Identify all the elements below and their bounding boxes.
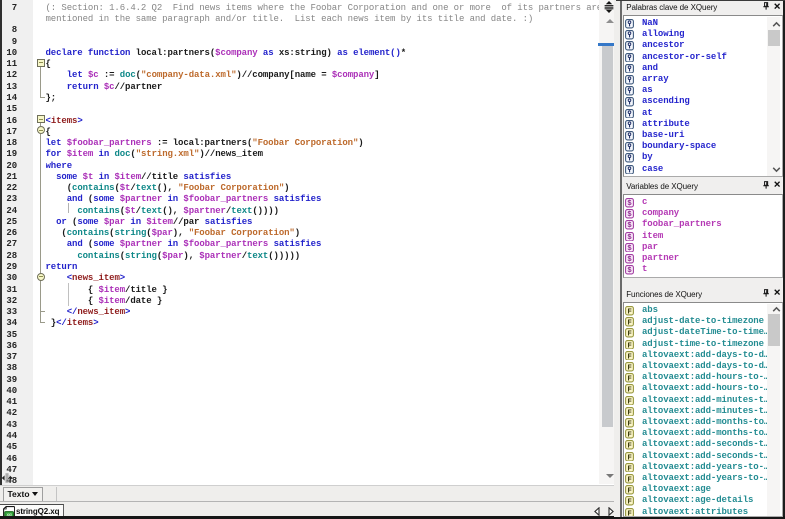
svg-text:F: F — [628, 331, 633, 338]
svg-text:$: $ — [628, 267, 633, 274]
svg-text:F: F — [628, 342, 633, 349]
svg-text:$: $ — [628, 256, 633, 263]
svg-text:$: $ — [628, 200, 633, 207]
svg-text:F: F — [628, 420, 633, 427]
svg-text:F: F — [628, 454, 633, 461]
svg-text:F: F — [628, 353, 633, 360]
svg-text:F: F — [628, 308, 633, 315]
svg-text:$: $ — [628, 245, 633, 252]
svg-text:F: F — [628, 398, 633, 405]
svg-text:F: F — [628, 476, 633, 483]
svg-text:$: $ — [628, 234, 633, 241]
svg-text:F: F — [628, 364, 633, 371]
svg-text:F: F — [628, 488, 633, 495]
svg-text:F: F — [628, 432, 633, 439]
svg-text:F: F — [628, 510, 633, 517]
svg-text:F: F — [628, 387, 633, 394]
svg-text:$: $ — [628, 223, 633, 230]
svg-text:F: F — [628, 499, 633, 506]
svg-text:$: $ — [628, 211, 633, 218]
svg-text:F: F — [628, 465, 633, 472]
svg-text:F: F — [628, 443, 633, 450]
svg-text:F: F — [628, 320, 633, 327]
svg-text:F: F — [628, 409, 633, 416]
svg-text:F: F — [628, 376, 633, 383]
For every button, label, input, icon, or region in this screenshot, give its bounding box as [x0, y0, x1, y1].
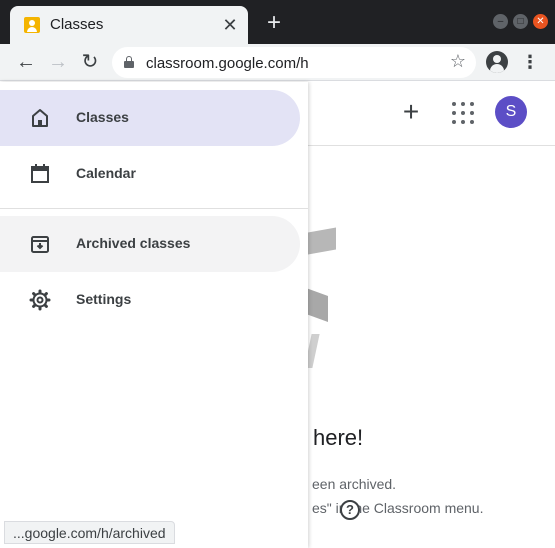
tab-title: Classes — [50, 16, 104, 33]
bookmark-star-icon[interactable]: ☆ — [450, 51, 466, 72]
browser-tab[interactable]: Classes ✕ — [10, 6, 248, 44]
forward-arrow-icon[interactable]: → — [46, 50, 70, 74]
gear-icon — [29, 289, 51, 311]
classroom-favicon-icon — [24, 17, 40, 33]
browser-tab-strip: Classes ✕ + – □ ✕ — [0, 0, 555, 44]
drawer-item-classes[interactable]: Classes — [0, 90, 300, 146]
empty-state-title: here! — [313, 425, 364, 450]
link-status-bar: ...google.com/h/archived — [4, 521, 175, 544]
browser-profile-icon[interactable] — [486, 51, 508, 73]
google-apps-icon[interactable] — [452, 102, 474, 124]
drawer-item-label: Settings — [76, 291, 132, 307]
archive-icon — [31, 236, 49, 253]
browser-toolbar: ← → ↻ classroom.google.com/h ☆ ⋮ — [0, 44, 555, 81]
calendar-icon — [31, 164, 49, 183]
address-bar-url[interactable]: classroom.google.com/h — [146, 55, 309, 72]
empty-state-text: een archived. — [312, 476, 397, 492]
drawer-divider — [0, 208, 308, 209]
lock-icon — [124, 56, 134, 68]
back-arrow-icon[interactable]: ← — [14, 50, 38, 74]
browser-menu-icon[interactable]: ⋮ — [520, 50, 540, 74]
window-minimize-button[interactable]: – — [493, 14, 508, 29]
window-maximize-button[interactable]: □ — [513, 14, 528, 29]
drawer-item-calendar[interactable]: Calendar — [0, 146, 300, 202]
drawer-item-label: Calendar — [76, 165, 136, 181]
drawer-item-archived-classes[interactable]: Archived classes — [0, 216, 300, 272]
reload-icon[interactable]: ↻ — [78, 50, 102, 74]
empty-state-text-2: es" in the Classroom menu. — [312, 500, 484, 516]
account-avatar[interactable]: S — [495, 96, 527, 128]
home-icon — [32, 109, 48, 127]
drawer-item-label: Archived classes — [76, 235, 191, 251]
drawer-item-settings[interactable]: Settings — [0, 272, 300, 328]
new-tab-button[interactable]: + — [262, 11, 286, 36]
help-icon[interactable]: ? — [340, 500, 360, 520]
navigation-drawer: Classes Calendar Archived classes Settin… — [0, 82, 308, 548]
add-class-button[interactable]: + — [398, 98, 424, 126]
window-close-button[interactable]: ✕ — [533, 14, 548, 29]
address-bar[interactable]: classroom.google.com/h ☆ — [112, 47, 476, 78]
tab-close-icon[interactable]: ✕ — [220, 15, 240, 35]
drawer-item-label: Classes — [76, 109, 129, 125]
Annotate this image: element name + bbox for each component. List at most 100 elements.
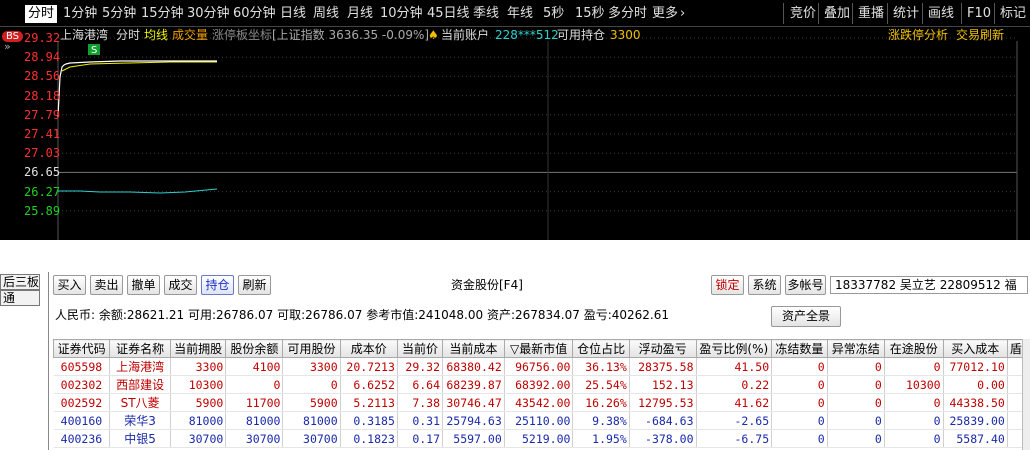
account-label: 当前账户 — [441, 28, 490, 42]
col-header[interactable]: 买入成本 — [942, 339, 1008, 358]
replay-button[interactable]: 重播 — [858, 5, 884, 23]
price-tick-label: 27.79 — [24, 107, 61, 122]
bell-icon: ♠ — [428, 28, 439, 42]
overlay-button[interactable]: 叠加 — [824, 5, 850, 23]
table-cell: 81000 — [225, 411, 284, 430]
table-cell: 0.31 — [397, 411, 444, 430]
table-cell: 96756.00 — [504, 357, 574, 376]
col-header[interactable]: 成本价 — [339, 339, 398, 358]
col-header[interactable]: 可用股份 — [282, 339, 341, 358]
table-cell: 0 — [827, 411, 885, 430]
mark-button[interactable]: 标记 — [1000, 5, 1026, 23]
table-cell: 7.38 — [397, 393, 444, 412]
table-cell: 中银5 — [109, 429, 171, 448]
limit-axis-label[interactable]: 涨停板坐标 — [212, 27, 272, 43]
positions-button[interactable]: 持仓 — [201, 275, 234, 295]
volume-label[interactable]: 成交量 — [172, 27, 208, 43]
tab-5sec[interactable]: 5秒 — [543, 5, 564, 23]
table-row[interactable]: 400160 荣华3 81000 81000 81000 0.3185 0.31 25794.… — [53, 411, 1025, 430]
available-value: 3300 — [610, 28, 641, 42]
table-row[interactable]: 002592 ST八菱 5900 11700 5900 5.2113 7.38 30746.4… — [53, 393, 1025, 412]
buy-button[interactable]: 买入 — [53, 275, 86, 295]
table-cell: 0 — [771, 429, 828, 448]
refresh-button[interactable]: 刷新 — [238, 275, 271, 295]
table-cell: -6.75 — [696, 429, 773, 448]
table-row[interactable]: 400236 中银5 30700 30700 30700 0.1823 0.17 5597.0… — [53, 429, 1025, 448]
index-ticker[interactable]: [上证指数 3636.35 -0.09%] — [272, 27, 429, 43]
intraday-chart[interactable]: S BS » 上海港湾 分时 均线 成交量 涨停板坐标 [上证指数 3636.3… — [0, 27, 1030, 240]
col-header[interactable]: 在途股份 — [883, 339, 944, 358]
tab-60min[interactable]: 60分钟 — [233, 5, 276, 23]
col-header[interactable]: 当前价 — [396, 339, 444, 358]
col-header[interactable]: 股份余额 — [225, 339, 284, 358]
tong-tab[interactable]: 通 — [0, 290, 40, 306]
table-row[interactable]: 605598 上海港湾 3300 4100 3300 20.7213 29.32 68380.… — [53, 357, 1025, 376]
col-header[interactable]: ▽最新市值 — [503, 339, 574, 358]
sell-marker[interactable]: S — [91, 43, 97, 59]
col-header[interactable]: 冻结数量 — [771, 339, 828, 358]
cancel-order-button[interactable]: 撤单 — [127, 275, 160, 295]
table-cell: 6.64 — [397, 375, 444, 394]
multi-account-button[interactable]: 多帐号 — [785, 275, 826, 295]
table-vertical-scrollbar[interactable] — [1022, 339, 1030, 450]
col-header[interactable]: 证券名称 — [109, 339, 171, 358]
system-button[interactable]: 系统 — [748, 275, 781, 295]
tab-month[interactable]: 月线 — [347, 5, 373, 23]
table-cell: 43542.00 — [504, 393, 574, 412]
more-chevron-icon[interactable]: › — [680, 5, 685, 23]
col-header[interactable]: 当前成本 — [442, 339, 505, 358]
table-cell: 5597.00 — [442, 429, 505, 448]
fills-button[interactable]: 成交 — [164, 275, 197, 295]
tab-fenshi[interactable]: 分时 — [25, 5, 58, 23]
table-row[interactable]: 002302 西部建设 10300 0 0 6.6252 6.64 68239.87 68392… — [53, 375, 1025, 394]
price-tick-label: 25.89 — [24, 203, 61, 218]
avg-line-label[interactable]: 均线 — [144, 27, 168, 43]
panel-title: 资金股份[F4] — [451, 278, 523, 292]
limit-analysis-link[interactable]: 涨跌停分析 — [888, 27, 948, 43]
auction-button[interactable]: 竞价 — [790, 5, 816, 23]
stats-button[interactable]: 统计 — [893, 5, 919, 23]
table-cell: 0 — [827, 429, 885, 448]
price-tick-label: 28.18 — [24, 88, 61, 103]
tab-45day[interactable]: 45日线 — [427, 5, 470, 23]
price-tick-label: 26.65 — [24, 165, 61, 180]
tab-more[interactable]: 更多 — [652, 5, 678, 23]
col-header[interactable]: 浮动盈亏 — [628, 339, 697, 358]
table-cell: 29.32 — [397, 357, 444, 376]
tab-15sec[interactable]: 15秒 — [575, 5, 605, 23]
tab-15min[interactable]: 15分钟 — [141, 5, 184, 23]
price-tick-label: 28.56 — [24, 69, 61, 84]
tab-week[interactable]: 周线 — [313, 5, 339, 23]
tab-year[interactable]: 年线 — [507, 5, 533, 23]
table-cell: 0 — [282, 375, 341, 394]
tab-quarter[interactable]: 季线 — [473, 5, 499, 23]
table-cell: 0 — [884, 393, 944, 412]
sell-button[interactable]: 卖出 — [90, 275, 123, 295]
col-header[interactable]: 异常冻结 — [826, 339, 885, 358]
draw-line-button[interactable]: 画线 — [928, 5, 954, 23]
tab-10min[interactable]: 10分钟 — [380, 5, 423, 23]
price-axis: 29.32 28.94 28.56 28.18 27.79 27.41 27.03 26.65… — [0, 27, 61, 240]
col-header[interactable]: 证券代码 — [53, 339, 111, 358]
account-selector[interactable]: 18337782 吴立艺 22809512 福 — [830, 276, 1028, 294]
lock-button[interactable]: 锁定 — [711, 275, 744, 295]
col-header[interactable]: 盈亏比例(%) — [695, 339, 773, 358]
col-header[interactable]: 仓位占比 — [572, 339, 630, 358]
table-cell: 400236 — [53, 429, 111, 448]
asset-overview-button[interactable]: 资产全景 — [771, 306, 841, 327]
col-header[interactable]: 当前拥股 — [169, 339, 227, 358]
tab-multi-fenshi[interactable]: 多分时 — [608, 5, 647, 23]
tab-5min[interactable]: 5分钟 — [102, 5, 136, 23]
tab-30min[interactable]: 30分钟 — [187, 5, 230, 23]
tab-1min[interactable]: 1分钟 — [63, 5, 97, 23]
table-cell: -684.63 — [629, 411, 697, 430]
table-cell: 0 — [225, 375, 284, 394]
trade-refresh-link[interactable]: 交易刷新 — [956, 27, 1004, 43]
third-board-tab[interactable]: 后三板 — [0, 274, 40, 290]
divider — [922, 3, 923, 24]
table-cell: 25794.63 — [442, 411, 505, 430]
table-cell: 605598 — [53, 357, 111, 376]
f10-button[interactable]: F10 — [967, 5, 991, 23]
price-line — [57, 60, 217, 118]
tab-day[interactable]: 日线 — [280, 5, 306, 23]
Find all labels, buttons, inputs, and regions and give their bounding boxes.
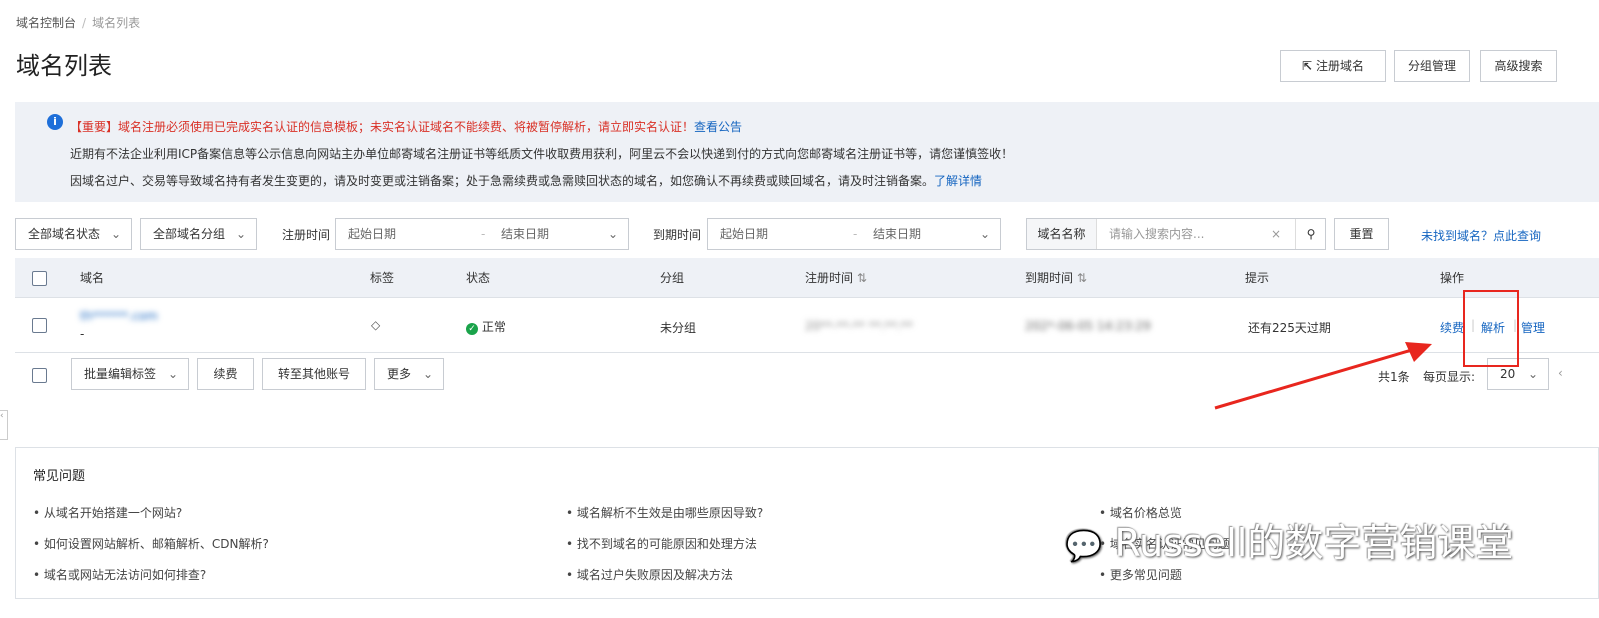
col-group: 分组 xyxy=(660,271,685,285)
view-announcement-link[interactable]: 查看公告 xyxy=(694,120,742,134)
watermark: 💬 Russell的数字营销课堂 xyxy=(1065,521,1514,565)
advanced-search-button[interactable]: 高级搜索 xyxy=(1480,50,1557,82)
status-filter[interactable]: 全部域名状态 ⌄ xyxy=(15,218,132,250)
breadcrumb-console[interactable]: 域名控制台 xyxy=(16,16,76,30)
col-reg-time[interactable]: 注册时间 ⇅ xyxy=(805,258,867,298)
faq-item[interactable]: • 更多常见问题 xyxy=(1099,566,1182,583)
col-domain: 域名 xyxy=(80,271,105,285)
notice-line1: 域名注册必须使用已完成实名认证的信息模板；未实名认证域名不能续费、将被暂停解析，… xyxy=(118,120,695,134)
row-checkbox[interactable] xyxy=(32,318,47,333)
group-cell: 未分组 xyxy=(660,321,697,335)
breadcrumb: 域名控制台 / 域名列表 xyxy=(16,16,141,30)
reg-date-range[interactable]: 起始日期 - 结束日期 ⌄ xyxy=(335,218,629,250)
chevron-down-icon: ⌄ xyxy=(110,227,121,241)
group-manage-button[interactable]: 分组管理 xyxy=(1394,50,1470,82)
batch-select-checkbox[interactable] xyxy=(32,368,47,383)
prev-page-icon[interactable]: ‹ xyxy=(1558,366,1563,380)
faq-item[interactable]: • 域名过户失败原因及解决方法 xyxy=(566,566,733,583)
col-actions: 操作 xyxy=(1440,271,1465,285)
faq-item[interactable]: • 找不到域名的可能原因和处理方法 xyxy=(566,535,757,552)
exp-time-cell: 202*-06-05 14:23:29 xyxy=(1025,319,1151,333)
search-box: 域名名称 请输入搜索内容... × ⚲ xyxy=(1026,218,1326,250)
col-status: 状态 xyxy=(466,271,491,285)
domain-lookup-link[interactable]: 未找到域名？点此查询 xyxy=(1421,227,1541,244)
search-icon[interactable]: ⚲ xyxy=(1295,219,1326,249)
more-select[interactable]: 更多 ⌄ xyxy=(374,358,444,390)
info-icon: i xyxy=(47,114,63,130)
exp-date-range[interactable]: 起始日期 - 结束日期 ⌄ xyxy=(707,218,1001,250)
faq-item[interactable]: • 如何设置网站解析、邮箱解析、CDN解析? xyxy=(33,535,269,552)
batch-edit-tags-select[interactable]: 批量编辑标签 ⌄ xyxy=(71,358,189,390)
reg-time-cell: 20**-**-** **:**:** xyxy=(805,319,913,333)
batch-renew-button[interactable]: 续费 xyxy=(197,358,254,390)
learn-more-link[interactable]: 了解详情 xyxy=(934,174,982,188)
col-exp-time[interactable]: 到期时间 ⇅ xyxy=(1025,258,1087,298)
chevron-down-icon: ⌄ xyxy=(607,227,618,241)
faq-item[interactable]: • 域名或网站无法访问如何排查? xyxy=(33,566,206,583)
breadcrumb-current: 域名列表 xyxy=(92,16,141,30)
group-filter[interactable]: 全部域名分组 ⌄ xyxy=(140,218,257,250)
faq-item[interactable]: • 从域名开始搭建一个网站? xyxy=(33,504,182,521)
sort-icon: ⇅ xyxy=(856,271,867,285)
exp-time-label: 到期时间 xyxy=(653,228,702,242)
faq-item[interactable]: • 域名解析不生效是由哪些原因导致? xyxy=(566,504,763,521)
sort-icon: ⇅ xyxy=(1076,271,1087,285)
annotation-arrow xyxy=(1214,342,1432,410)
domain-link[interactable]: th******.com xyxy=(80,309,158,323)
wechat-icon: 💬 xyxy=(1065,529,1103,564)
col-hint: 提示 xyxy=(1245,271,1270,285)
chevron-down-icon: ⌄ xyxy=(979,227,990,241)
external-link-icon: ⇱ xyxy=(1302,59,1313,73)
domain-sub: - xyxy=(80,327,85,341)
transfer-account-button[interactable]: 转至其他账号 xyxy=(262,358,366,390)
select-all-checkbox[interactable] xyxy=(32,271,47,286)
collapse-sidebar-handle[interactable]: ‹ xyxy=(0,410,8,440)
search-input[interactable]: 请输入搜索内容... xyxy=(1109,219,1204,249)
tag-icon[interactable]: ◇ xyxy=(371,318,380,332)
register-domain-button[interactable]: ⇱ 注册域名 xyxy=(1280,50,1386,82)
reg-time-label: 注册时间 xyxy=(282,228,331,242)
notice-tag: 【重要】 xyxy=(70,120,119,134)
search-field-select[interactable]: 域名名称 xyxy=(1027,219,1097,249)
faq-title: 常见问题 xyxy=(33,469,86,484)
check-circle-icon: ✓ xyxy=(466,323,478,335)
page-title: 域名列表 xyxy=(16,52,112,80)
chevron-down-icon: ⌄ xyxy=(235,227,246,241)
reset-button[interactable]: 重置 xyxy=(1334,218,1389,250)
manage-link[interactable]: 管理 xyxy=(1521,319,1545,336)
notice-line3: 因域名过户、交易等导致域名持有者发生变更的，请及时变更或注销备案；处于急需续费或… xyxy=(70,174,935,188)
col-tag: 标签 xyxy=(370,271,395,285)
notice-box: i 【重要】域名注册必须使用已完成实名认证的信息模板；未实名认证域名不能续费、将… xyxy=(15,102,1599,202)
status-badge: ✓ 正常 xyxy=(466,318,506,335)
notice-line2: 近期有不法企业利用ICP备案信息等公示信息向网站主办单位邮寄域名注册证书等纸质文… xyxy=(70,147,1014,161)
highlight-box xyxy=(1463,290,1519,367)
clear-icon[interactable]: × xyxy=(1271,219,1281,249)
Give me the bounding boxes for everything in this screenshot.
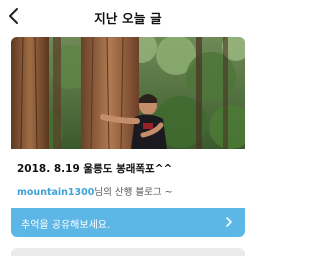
navigation-bar: 지난 오늘 글 bbox=[0, 0, 256, 34]
chevron-right-icon bbox=[226, 217, 232, 227]
post-photo[interactable] bbox=[11, 37, 245, 149]
post-source: mountain1300님의 산행 블로그 ~ bbox=[17, 184, 173, 198]
page-title: 지난 오늘 글 bbox=[94, 11, 162, 26]
memories-screen: 지난 오늘 글 2018. 8.19 울릉도 봉래폭포^^ mountain13… bbox=[0, 0, 256, 256]
post-title[interactable]: 2018. 8.19 울릉도 봉래폭포^^ bbox=[17, 161, 172, 176]
forest-photo-image bbox=[11, 37, 245, 149]
blog-suffix: 님의 산행 블로그 ~ bbox=[94, 187, 173, 198]
next-memory-card[interactable] bbox=[11, 248, 245, 256]
share-memory-button[interactable]: 추억을 공유해보세요. bbox=[11, 208, 245, 237]
share-memory-label: 추억을 공유해보세요. bbox=[21, 220, 111, 231]
blogger-name[interactable]: mountain1300 bbox=[17, 187, 94, 198]
memory-card[interactable]: 2018. 8.19 울릉도 봉래폭포^^ mountain1300님의 산행 … bbox=[0, 34, 256, 244]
-----
## TO DO
Starting at the line containing "col-group: 分组 xyxy=(660,271,685,285)" and ending at the line containing "breadcrumb: 域名控制台 / 域名列表 xyxy=(16,16,141,30)", reproduce those lines of the data above as a numbered list, omitting any blank lines.

## THE RESULT
1. col-group: 分组 xyxy=(660,271,685,285)
2. view-announcement-link[interactable]: 查看公告 xyxy=(694,120,742,134)
3. watermark: 💬 Russell的数字营销课堂 xyxy=(1065,521,1514,565)
4. advanced-search-button[interactable]: 高级搜索 xyxy=(1480,50,1557,82)
5. status-filter[interactable]: 全部域名状态 ⌄ xyxy=(15,218,132,250)
6. breadcrumb-console[interactable]: 域名控制台 xyxy=(16,16,76,30)
7. col-reg-time[interactable]: 注册时间 ⇅ xyxy=(805,258,867,298)
8. faq-item[interactable]: • 更多常见问题 xyxy=(1099,566,1182,583)
9. col-domain: 域名 xyxy=(80,271,105,285)
10. notice-line1: 域名注册必须使用已完成实名认证的信息模板；未实名认证域名不能续费、将被暂停解析，… xyxy=(118,120,695,134)
11. row-checkbox[interactable] xyxy=(32,318,47,333)
12. group-cell: 未分组 xyxy=(660,321,697,335)
13. breadcrumb: 域名控制台 / 域名列表 xyxy=(16,16,141,30)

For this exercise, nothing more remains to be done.